-- START Stored rows --

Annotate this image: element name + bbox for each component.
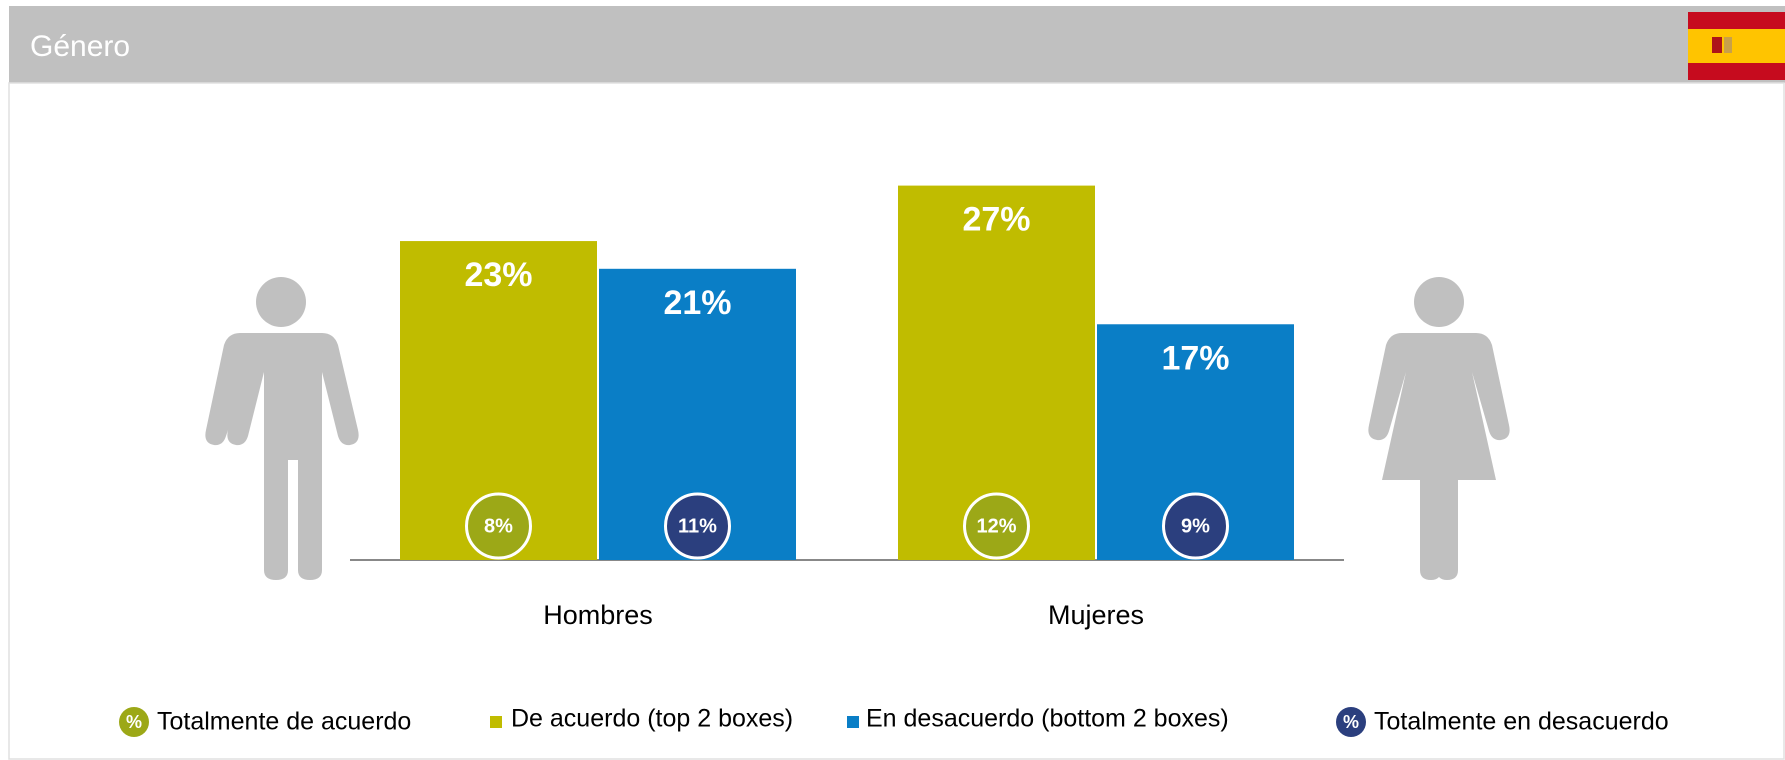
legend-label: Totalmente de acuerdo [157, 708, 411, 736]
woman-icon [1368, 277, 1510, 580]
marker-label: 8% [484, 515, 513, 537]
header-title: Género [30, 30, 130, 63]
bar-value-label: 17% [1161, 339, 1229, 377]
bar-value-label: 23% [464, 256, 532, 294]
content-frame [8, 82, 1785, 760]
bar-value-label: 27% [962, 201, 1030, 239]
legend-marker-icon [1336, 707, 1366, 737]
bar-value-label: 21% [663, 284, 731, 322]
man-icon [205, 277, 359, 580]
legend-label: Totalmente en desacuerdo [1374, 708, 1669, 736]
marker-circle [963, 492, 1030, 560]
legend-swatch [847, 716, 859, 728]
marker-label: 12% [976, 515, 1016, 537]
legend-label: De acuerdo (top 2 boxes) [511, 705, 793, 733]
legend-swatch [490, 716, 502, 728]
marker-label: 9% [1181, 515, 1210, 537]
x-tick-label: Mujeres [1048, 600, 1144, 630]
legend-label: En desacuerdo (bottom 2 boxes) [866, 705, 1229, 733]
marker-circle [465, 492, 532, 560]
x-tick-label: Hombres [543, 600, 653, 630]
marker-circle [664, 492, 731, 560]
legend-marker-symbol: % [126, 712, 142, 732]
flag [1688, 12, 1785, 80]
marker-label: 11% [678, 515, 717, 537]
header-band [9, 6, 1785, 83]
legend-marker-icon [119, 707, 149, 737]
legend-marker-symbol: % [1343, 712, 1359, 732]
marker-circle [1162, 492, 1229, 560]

-- END Stored rows --
-- START Stored rows --

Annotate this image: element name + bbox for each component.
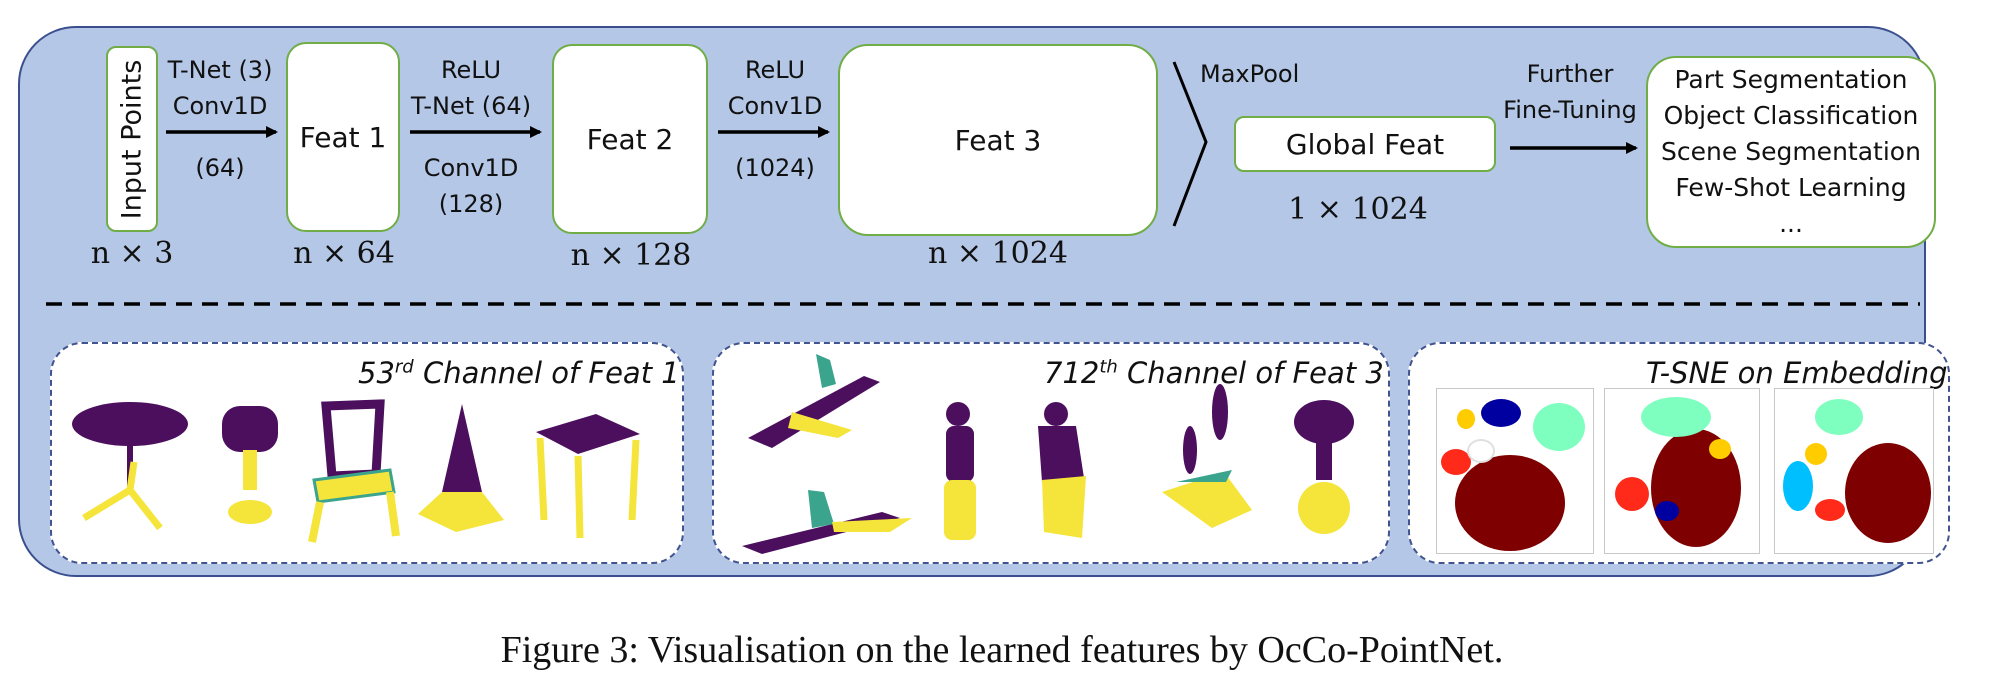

-- END Stored rows --

Exercise task:
State how many of the lines above contain the string "tick", matching case exactly. Give only the number.

Solution to this exercise:
2